Task instructions: Go through the data below and copy it exactly, skipping every picture.
-- START --
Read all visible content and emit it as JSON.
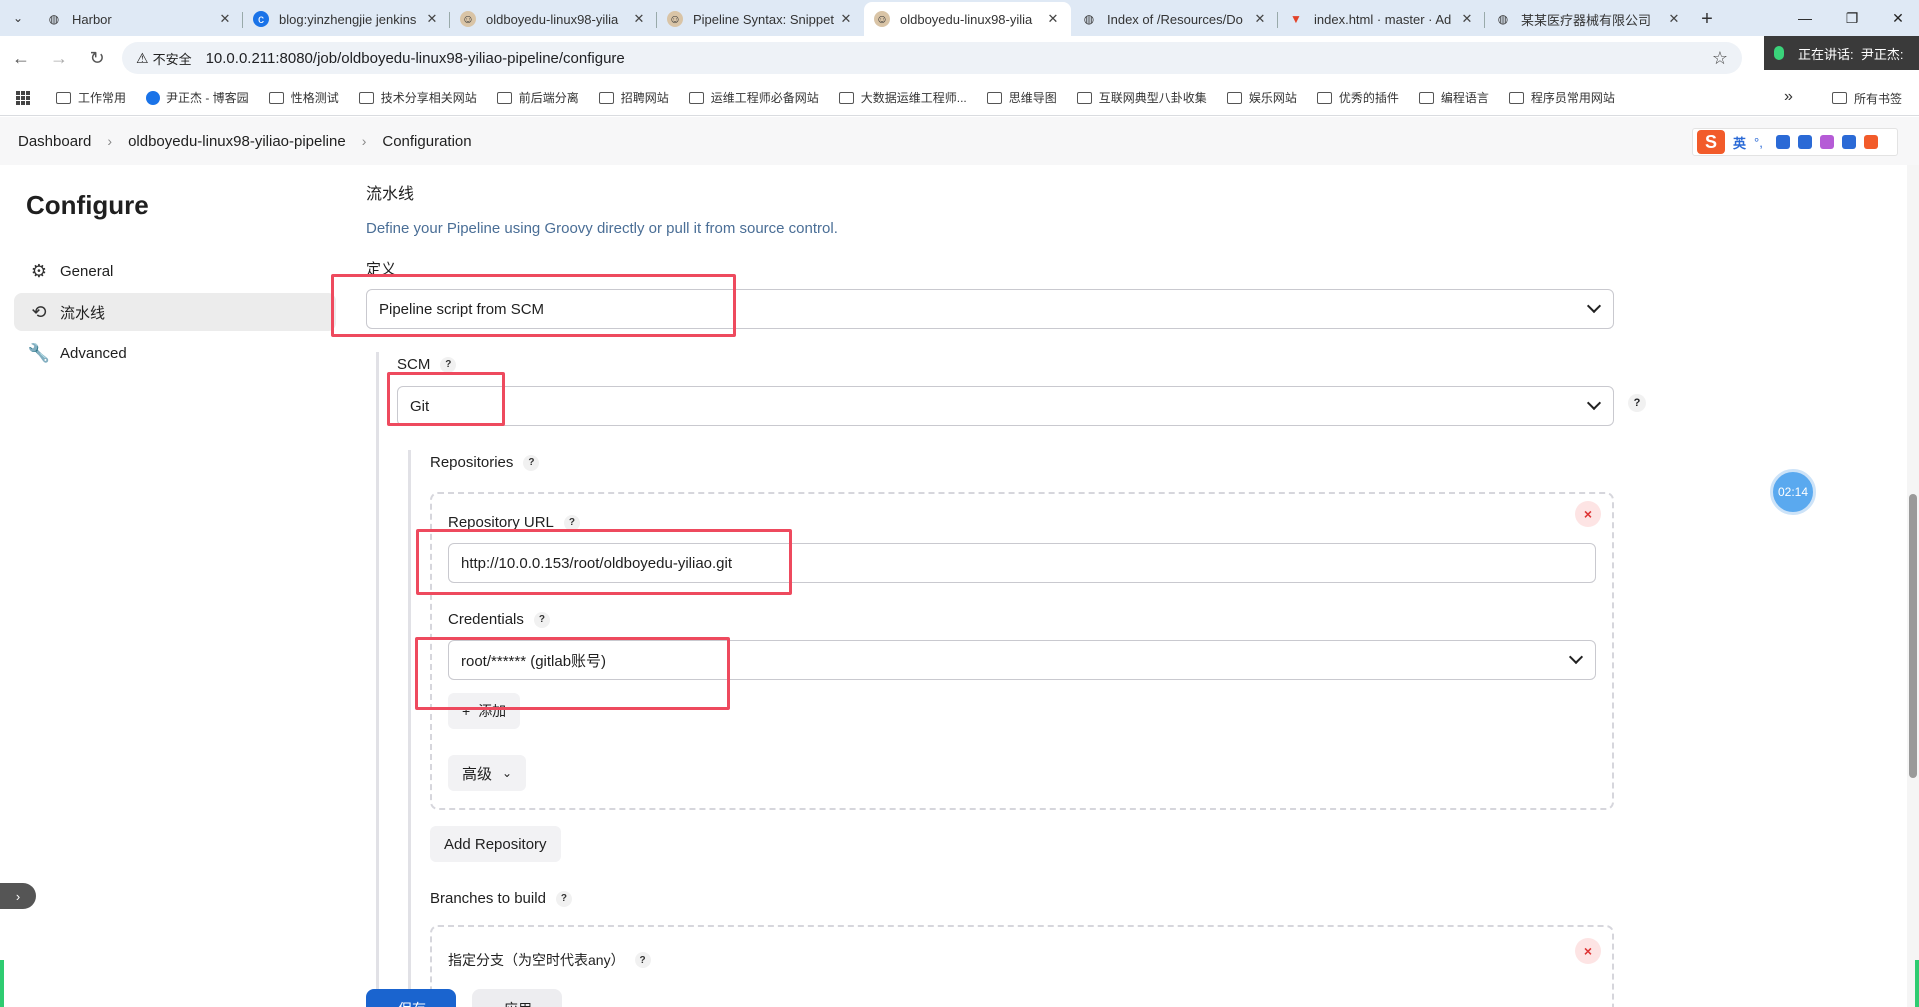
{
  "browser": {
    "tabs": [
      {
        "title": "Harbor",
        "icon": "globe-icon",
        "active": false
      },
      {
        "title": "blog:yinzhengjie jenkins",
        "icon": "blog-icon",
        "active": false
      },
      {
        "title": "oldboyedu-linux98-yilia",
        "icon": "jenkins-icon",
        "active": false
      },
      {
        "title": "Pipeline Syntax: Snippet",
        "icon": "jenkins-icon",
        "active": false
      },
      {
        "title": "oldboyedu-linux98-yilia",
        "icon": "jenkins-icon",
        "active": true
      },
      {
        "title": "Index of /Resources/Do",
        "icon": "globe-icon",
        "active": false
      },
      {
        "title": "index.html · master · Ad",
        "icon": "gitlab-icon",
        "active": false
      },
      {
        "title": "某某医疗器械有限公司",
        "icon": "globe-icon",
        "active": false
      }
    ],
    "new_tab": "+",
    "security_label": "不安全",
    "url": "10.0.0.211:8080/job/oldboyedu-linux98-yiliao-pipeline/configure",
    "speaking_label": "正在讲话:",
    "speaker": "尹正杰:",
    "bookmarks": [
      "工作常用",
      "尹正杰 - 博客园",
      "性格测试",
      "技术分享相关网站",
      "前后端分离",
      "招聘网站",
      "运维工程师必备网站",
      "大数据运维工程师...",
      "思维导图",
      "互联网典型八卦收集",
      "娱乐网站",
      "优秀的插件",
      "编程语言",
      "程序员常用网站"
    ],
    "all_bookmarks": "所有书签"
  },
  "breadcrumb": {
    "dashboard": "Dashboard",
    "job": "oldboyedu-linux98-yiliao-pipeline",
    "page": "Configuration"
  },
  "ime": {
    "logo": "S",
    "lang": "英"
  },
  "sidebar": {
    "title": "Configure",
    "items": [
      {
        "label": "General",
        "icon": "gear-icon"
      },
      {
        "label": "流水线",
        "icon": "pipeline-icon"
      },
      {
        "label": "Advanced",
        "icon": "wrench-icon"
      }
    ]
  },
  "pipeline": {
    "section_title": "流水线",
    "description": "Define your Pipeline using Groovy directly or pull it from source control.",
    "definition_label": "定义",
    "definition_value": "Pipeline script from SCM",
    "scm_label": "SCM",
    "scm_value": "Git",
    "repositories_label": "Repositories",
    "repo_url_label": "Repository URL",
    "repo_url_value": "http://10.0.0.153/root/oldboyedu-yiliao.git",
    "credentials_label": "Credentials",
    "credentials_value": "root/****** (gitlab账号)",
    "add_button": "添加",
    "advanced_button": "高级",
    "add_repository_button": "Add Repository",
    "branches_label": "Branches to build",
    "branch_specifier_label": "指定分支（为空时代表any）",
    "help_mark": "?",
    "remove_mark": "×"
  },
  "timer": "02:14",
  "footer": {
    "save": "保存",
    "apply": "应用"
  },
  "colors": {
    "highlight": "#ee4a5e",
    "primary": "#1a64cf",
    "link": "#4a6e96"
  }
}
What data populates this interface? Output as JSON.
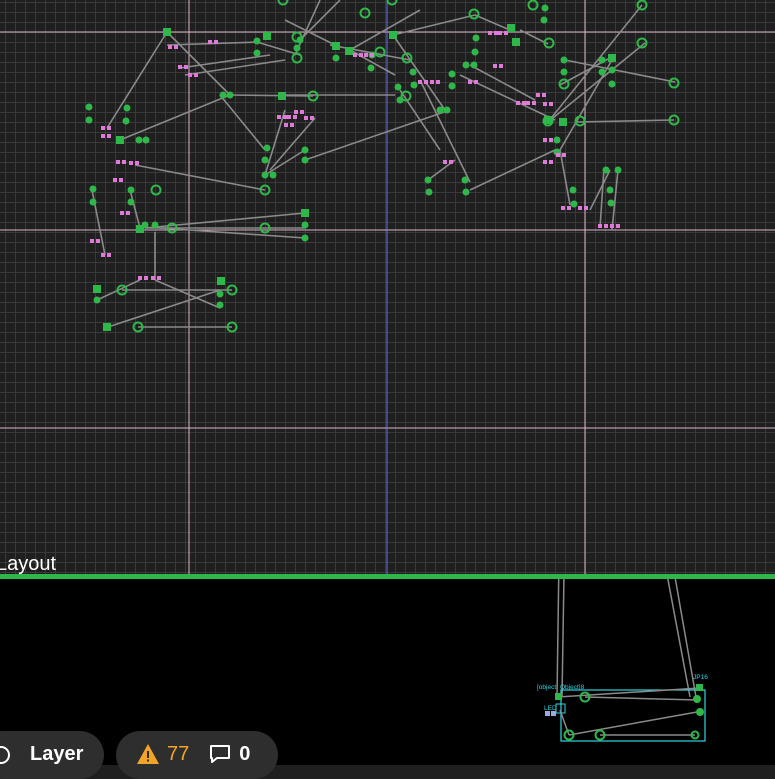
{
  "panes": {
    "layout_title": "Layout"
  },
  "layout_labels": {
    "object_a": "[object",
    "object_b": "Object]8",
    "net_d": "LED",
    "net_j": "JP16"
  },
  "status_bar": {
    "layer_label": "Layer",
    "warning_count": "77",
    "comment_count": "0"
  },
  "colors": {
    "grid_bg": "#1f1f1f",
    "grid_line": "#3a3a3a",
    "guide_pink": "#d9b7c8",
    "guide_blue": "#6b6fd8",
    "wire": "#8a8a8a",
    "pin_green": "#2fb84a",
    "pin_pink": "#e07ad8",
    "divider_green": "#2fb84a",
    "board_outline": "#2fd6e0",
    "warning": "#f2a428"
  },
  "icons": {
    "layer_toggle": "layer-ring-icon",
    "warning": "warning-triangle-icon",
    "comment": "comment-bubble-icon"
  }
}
-- END --
Exercise answer:
Read all visible content and emit it as JSON.
{
  "browser": {
    "tabs": [
      {
        "title": "Harbor",
        "icon": "globe-icon",
        "active": false
      },
      {
        "title": "blog:yinzhengjie jenkins",
        "icon": "blog-icon",
        "active": false
      },
      {
        "title": "oldboyedu-linux98-yilia",
        "icon": "jenkins-icon",
        "active": false
      },
      {
        "title": "Pipeline Syntax: Snippet",
        "icon": "jenkins-icon",
        "active": false
      },
      {
        "title": "oldboyedu-linux98-yilia",
        "icon": "jenkins-icon",
        "active": true
      },
      {
        "title": "Index of /Resources/Do",
        "icon": "globe-icon",
        "active": false
      },
      {
        "title": "index.html · master · Ad",
        "icon": "gitlab-icon",
        "active": false
      },
      {
        "title": "某某医疗器械有限公司",
        "icon": "globe-icon",
        "active": false
      }
    ],
    "new_tab": "+",
    "security_label": "不安全",
    "url": "10.0.0.211:8080/job/oldboyedu-linux98-yiliao-pipeline/configure",
    "speaking_label": "正在讲话:",
    "speaker": "尹正杰:",
    "bookmarks": [
      "工作常用",
      "尹正杰 - 博客园",
      "性格测试",
      "技术分享相关网站",
      "前后端分离",
      "招聘网站",
      "运维工程师必备网站",
      "大数据运维工程师...",
      "思维导图",
      "互联网典型八卦收集",
      "娱乐网站",
      "优秀的插件",
      "编程语言",
      "程序员常用网站"
    ],
    "all_bookmarks": "所有书签"
  },
  "breadcrumb": {
    "dashboard": "Dashboard",
    "job": "oldboyedu-linux98-yiliao-pipeline",
    "page": "Configuration"
  },
  "ime": {
    "logo": "S",
    "lang": "英"
  },
  "sidebar": {
    "title": "Configure",
    "items": [
      {
        "label": "General",
        "icon": "gear-icon"
      },
      {
        "label": "流水线",
        "icon": "pipeline-icon"
      },
      {
        "label": "Advanced",
        "icon": "wrench-icon"
      }
    ]
  },
  "pipeline": {
    "section_title": "流水线",
    "description": "Define your Pipeline using Groovy directly or pull it from source control.",
    "definition_label": "定义",
    "definition_value": "Pipeline script from SCM",
    "scm_label": "SCM",
    "scm_value": "Git",
    "repositories_label": "Repositories",
    "repo_url_label": "Repository URL",
    "repo_url_value": "http://10.0.0.153/root/oldboyedu-yiliao.git",
    "credentials_label": "Credentials",
    "credentials_value": "root/****** (gitlab账号)",
    "add_button": "添加",
    "advanced_button": "高级",
    "add_repository_button": "Add Repository",
    "branches_label": "Branches to build",
    "branch_specifier_label": "指定分支（为空时代表any）",
    "help_mark": "?",
    "remove_mark": "×"
  },
  "timer": "02:14",
  "footer": {
    "save": "保存",
    "apply": "应用"
  },
  "colors": {
    "highlight": "#ee4a5e",
    "primary": "#1a64cf",
    "link": "#4a6e96"
  }
}
What data populates this interface? Output as JSON.
{
  "panes": {
    "layout_title": "Layout"
  },
  "layout_labels": {
    "object_a": "[object",
    "object_b": "Object]8",
    "net_d": "LED",
    "net_j": "JP16"
  },
  "status_bar": {
    "layer_label": "Layer",
    "warning_count": "77",
    "comment_count": "0"
  },
  "colors": {
    "grid_bg": "#1f1f1f",
    "grid_line": "#3a3a3a",
    "guide_pink": "#d9b7c8",
    "guide_blue": "#6b6fd8",
    "wire": "#8a8a8a",
    "pin_green": "#2fb84a",
    "pin_pink": "#e07ad8",
    "divider_green": "#2fb84a",
    "board_outline": "#2fd6e0",
    "warning": "#f2a428"
  },
  "icons": {
    "layer_toggle": "layer-ring-icon",
    "warning": "warning-triangle-icon",
    "comment": "comment-bubble-icon"
  }
}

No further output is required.